[Records from a dataset]
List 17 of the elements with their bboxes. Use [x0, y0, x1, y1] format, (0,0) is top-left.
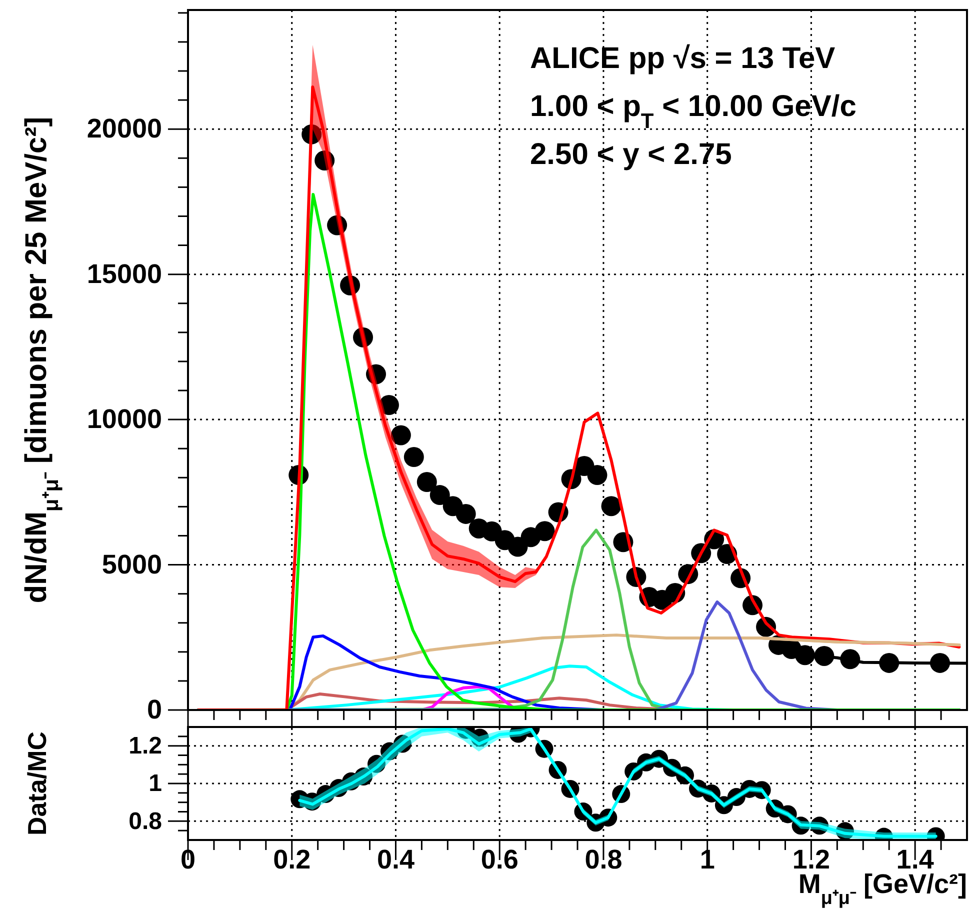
x-tick-label: 0: [180, 844, 196, 874]
annotation: ALICE pp √s = 13 TeV: [530, 42, 836, 75]
x-tick-label: 0.4: [376, 844, 415, 874]
annotation: 1.00 < p$_{T}$ < 10.00 GeV/c: [530, 90, 856, 132]
y-tick-label: 10000: [86, 404, 162, 434]
annotation: 2.50 < y < 2.75: [530, 138, 732, 171]
y-tick-label: 0: [146, 694, 162, 725]
x-tick-label: 0.2: [273, 844, 311, 874]
y-axis-title: Data/MC: [22, 731, 52, 836]
y-tick-label: 20000: [86, 114, 162, 144]
y-tick-label: 5000: [102, 549, 162, 580]
y-tick-label: 15000: [86, 258, 162, 289]
x-tick-label: 0.6: [480, 844, 518, 874]
y-tick-label: 1: [148, 770, 162, 798]
y-tick-label: 1.2: [128, 732, 162, 760]
x-tick-label: 0.8: [584, 844, 622, 874]
y-tick-label: 0.8: [128, 808, 162, 835]
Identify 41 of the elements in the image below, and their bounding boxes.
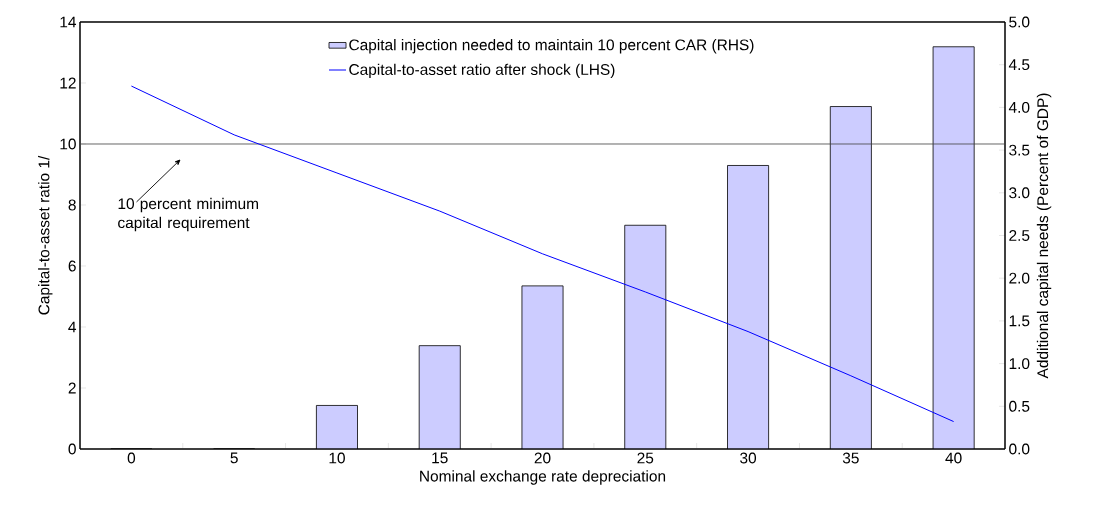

[PROBLEM]
Copy every line of the records above word for word, and leave the pictures out of your answer.

[TASK SOLUTION]
List 17 of the elements with their bboxes. Use [x0, y0, x1, y1] format, (0,0) is top-left.
x-tick-label: 0: [180, 844, 196, 874]
annotation: ALICE pp √s = 13 TeV: [530, 42, 836, 75]
x-tick-label: 0.4: [376, 844, 415, 874]
annotation: 1.00 < p$_{T}$ < 10.00 GeV/c: [530, 90, 856, 132]
y-tick-label: 10000: [86, 404, 162, 434]
annotation: 2.50 < y < 2.75: [530, 138, 732, 171]
y-tick-label: 0: [146, 694, 162, 725]
x-tick-label: 0.2: [273, 844, 311, 874]
y-axis-title: Data/MC: [22, 731, 52, 836]
y-tick-label: 20000: [86, 114, 162, 144]
y-tick-label: 5000: [102, 549, 162, 580]
y-tick-label: 15000: [86, 258, 162, 289]
x-tick-label: 0.6: [480, 844, 518, 874]
y-tick-label: 1: [148, 770, 162, 798]
y-tick-label: 1.2: [128, 732, 162, 760]
x-tick-label: 0.8: [584, 844, 622, 874]
y-tick-label: 0.8: [128, 808, 162, 835]
Identify 41 of the elements in the image below, and their bounding boxes.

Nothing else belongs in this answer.